**节选文本**
---+---

海洋来源真菌能产生结构新颖、独特的次生代谢产物,是众多尚未被发掘和利用的新颖生物活性物质的重要生产源,是人类寻找和开发新型功能产物和天然药物的宝库。从海洋来源真菌中发掘小分子胰蛋白酶抑制剂、胰蛋白酶抑制剂和PTPs抑制剂,对于开发可用于治疗癌症和炎症等人类重大疾病方面的药物具有潜在重要应用价值。
发明内容
本发明的第一个目的是提供对胰蛋白酶、人白细胞弹性蛋白酶、蛋白酪氨酸磷酸酶CDC25B、蛋白酪氨酸磷酸酶SHP1有抑制作用的3个新混源萜类化合物penicimeroterpenoids A–C。
本发明3个新混源萜类化合物penicimeroterpenoids A–C,其结构式如式(Ⅰ)所示,
本发明的第二个目的是提供化合物Penicimeroterpenoids A、B、C的制备方法,它们是从真菌Penicilliumsp.SCSIO 41512的发酵产物中分离得到的。
优选,具体步骤如下:
(a)制备真菌Penicilliumsp.SCSIO 41512的发酵产物;
(b)将步骤(a)得到的发酵液用大孔树脂吸附,接着用水冲洗大孔树脂去掉培养基成分,再用甲醇或乙醇冲洗大孔树脂,浓缩有机相得到甲醇或乙醇提取物;或将步骤(a)得到的发酵液用乙酸乙酯、二氯甲烷或氯仿溶剂萃取,浓缩得到乙酸乙酯提取物、二氯甲烷提取物或氯仿提取物;菌丝体破碎后用丙酮浸泡,提取液减压浓缩除去丙酮,剩余水相用乙酸乙酯、二氯甲烷或氯仿萃取,浓缩得菌丝体的乙酸乙酯、二氯甲烷或氯仿提取物;合并菌丝体和发酵液的提取物,得到总提取物;
(c)将步骤(b)的总提取物经过正相硅胶柱层析,依次用二氯甲烷:甲醇体积比为100:0,95:5,90:10,80:20,70:30,60:40,50:50的溶剂系统梯度洗脱,收集二氯甲烷:甲醇体积比95:5冲洗下来的样品得到组分Fr.2;组分Fr.2通过中压反相ODS柱分离,以甲醇/水/TFA体积比5:95:0.03-100:0:0.03梯度洗脱,其中用甲醇/水/TFA(v/v/v,65:35:0.03)梯度洗脱得到的组分Fr.2-7经过凝胶Sephadex LH-20柱分离,以甲醇为洗脱溶剂,结合TLC,以二氯甲烷:甲醇=v/v20:1为展开剂,分别收集Rf为0.3的流份为组分Fr.2-7-2,Rf为0.4的流份为Fr.2-7-1,Fr.2-7-1进一步通过半制备型HPLC纯化,以甲醇/水/TFA(v/v/v,70:30:0.03)等度洗脱得到化合物Penicimeroterpenoid A,Fr.2-7-2通过半制备型HPLC纯化,以甲醇/水/TFA(v/v/v,65:35:0.03)等度洗脱得到化合物PenicimeroterpenoidsB和C。

---+---

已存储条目
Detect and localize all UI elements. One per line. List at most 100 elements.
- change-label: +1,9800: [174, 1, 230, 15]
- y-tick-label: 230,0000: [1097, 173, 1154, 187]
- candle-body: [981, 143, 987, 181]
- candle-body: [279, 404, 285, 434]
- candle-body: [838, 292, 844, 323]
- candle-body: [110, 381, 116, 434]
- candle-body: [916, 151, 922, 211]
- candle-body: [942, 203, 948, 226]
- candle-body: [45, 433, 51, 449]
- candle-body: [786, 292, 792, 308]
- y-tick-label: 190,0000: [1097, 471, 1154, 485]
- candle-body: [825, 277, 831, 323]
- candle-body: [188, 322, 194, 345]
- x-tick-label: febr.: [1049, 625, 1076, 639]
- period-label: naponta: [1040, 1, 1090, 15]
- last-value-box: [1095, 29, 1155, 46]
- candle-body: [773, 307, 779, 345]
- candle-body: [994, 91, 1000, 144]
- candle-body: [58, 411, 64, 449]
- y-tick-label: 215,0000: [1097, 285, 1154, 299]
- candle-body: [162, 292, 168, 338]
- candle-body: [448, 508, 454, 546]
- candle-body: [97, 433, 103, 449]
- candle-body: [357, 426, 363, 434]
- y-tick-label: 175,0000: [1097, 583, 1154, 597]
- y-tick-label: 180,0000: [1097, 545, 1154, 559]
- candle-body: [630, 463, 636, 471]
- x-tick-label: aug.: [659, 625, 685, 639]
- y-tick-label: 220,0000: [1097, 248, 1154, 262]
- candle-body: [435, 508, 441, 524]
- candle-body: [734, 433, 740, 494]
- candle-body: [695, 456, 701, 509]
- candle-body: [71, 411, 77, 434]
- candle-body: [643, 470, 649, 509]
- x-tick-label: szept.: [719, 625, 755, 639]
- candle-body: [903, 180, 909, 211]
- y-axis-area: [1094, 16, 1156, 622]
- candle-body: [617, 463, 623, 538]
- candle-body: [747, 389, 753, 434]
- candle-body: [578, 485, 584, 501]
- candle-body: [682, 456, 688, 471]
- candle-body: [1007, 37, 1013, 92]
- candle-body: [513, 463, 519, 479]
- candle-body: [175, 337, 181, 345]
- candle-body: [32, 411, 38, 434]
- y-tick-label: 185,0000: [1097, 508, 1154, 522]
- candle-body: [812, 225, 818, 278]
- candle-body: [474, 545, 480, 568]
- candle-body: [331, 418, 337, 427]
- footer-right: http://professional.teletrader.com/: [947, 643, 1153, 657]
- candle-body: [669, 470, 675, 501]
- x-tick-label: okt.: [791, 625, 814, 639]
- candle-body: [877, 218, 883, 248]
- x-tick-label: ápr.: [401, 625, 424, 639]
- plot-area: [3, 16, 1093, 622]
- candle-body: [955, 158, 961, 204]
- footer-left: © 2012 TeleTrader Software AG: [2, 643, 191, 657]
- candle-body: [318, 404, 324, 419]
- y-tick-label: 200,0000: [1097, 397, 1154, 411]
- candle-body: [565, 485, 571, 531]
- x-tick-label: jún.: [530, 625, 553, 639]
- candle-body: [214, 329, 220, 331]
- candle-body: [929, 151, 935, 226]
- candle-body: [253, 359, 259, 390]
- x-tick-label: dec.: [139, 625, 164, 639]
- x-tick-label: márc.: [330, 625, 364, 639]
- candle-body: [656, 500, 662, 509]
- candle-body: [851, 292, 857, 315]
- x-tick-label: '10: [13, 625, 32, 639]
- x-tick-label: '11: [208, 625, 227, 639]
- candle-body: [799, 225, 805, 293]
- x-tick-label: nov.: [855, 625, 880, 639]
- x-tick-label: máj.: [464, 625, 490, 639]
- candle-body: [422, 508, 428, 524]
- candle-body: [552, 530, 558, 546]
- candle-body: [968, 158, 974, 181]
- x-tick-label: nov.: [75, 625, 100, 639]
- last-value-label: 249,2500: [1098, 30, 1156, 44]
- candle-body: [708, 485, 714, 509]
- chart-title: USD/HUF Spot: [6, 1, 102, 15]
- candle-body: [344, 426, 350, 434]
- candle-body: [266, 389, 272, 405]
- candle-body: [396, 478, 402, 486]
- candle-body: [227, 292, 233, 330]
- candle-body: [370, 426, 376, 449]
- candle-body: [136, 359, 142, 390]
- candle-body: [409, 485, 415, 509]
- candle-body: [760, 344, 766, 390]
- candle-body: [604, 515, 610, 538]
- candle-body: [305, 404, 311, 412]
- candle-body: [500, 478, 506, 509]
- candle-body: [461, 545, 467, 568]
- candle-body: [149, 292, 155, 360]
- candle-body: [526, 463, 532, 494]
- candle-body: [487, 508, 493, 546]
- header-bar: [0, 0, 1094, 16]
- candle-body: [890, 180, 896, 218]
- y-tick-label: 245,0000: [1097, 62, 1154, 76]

---+---

**任务要求**
续写关于混源萜类化合物penicimeroterpenoids A–C的那段发明说明,从其最后一句之后接着写下去。

**结果如下**
进一步优选,步骤(a)中所述的发酵产物是通过以下方法制备:将真菌Penicilliumsp.SCSIO 41512在真菌适用的平板培养基中生长,待真菌长出孢子后,将真菌接种到发酵培养基中,于室温静置培养28天,得到发酵液,所述的发酵培养基每升是通过以下方法配制的:用500mL的纯水煮200g的马铃薯,煮沸20min,过滤得马铃薯汁,再加入葡萄糖20g、海盐30g,用水补足至1000mL。
进一步优选,步骤(b)所述的浓缩是采用减压浓缩。
本发明的第三个目的是提供化合物Penicimeroterpenoids A、B、C或其药用盐在制备胰蛋白酶抑制剂、人白细胞弹性蛋白酶抑制剂、蛋白酪氨酸磷酸酶CDC25B抑制剂、蛋白酪氨酸磷酸酶SHP1抑制剂中的应用。
本发明的第四个目的是提供一种胰蛋白酶抑制剂、人白细胞弹性蛋白酶抑制剂、蛋白酪氨酸磷酸酶CDC25B抑制剂、蛋白酪氨酸磷酸酶SHP1抑制剂,所述的四种酶抑制剂含有化合物Penicimeroterpenoids A、B、C中任一化合物或其药用盐作为活性成分。
本发明的第五个目的是提供真菌Penicilliumsp.SCSIO 41512在制备化合物Penicimeroterpenoids A、B、C中的应用。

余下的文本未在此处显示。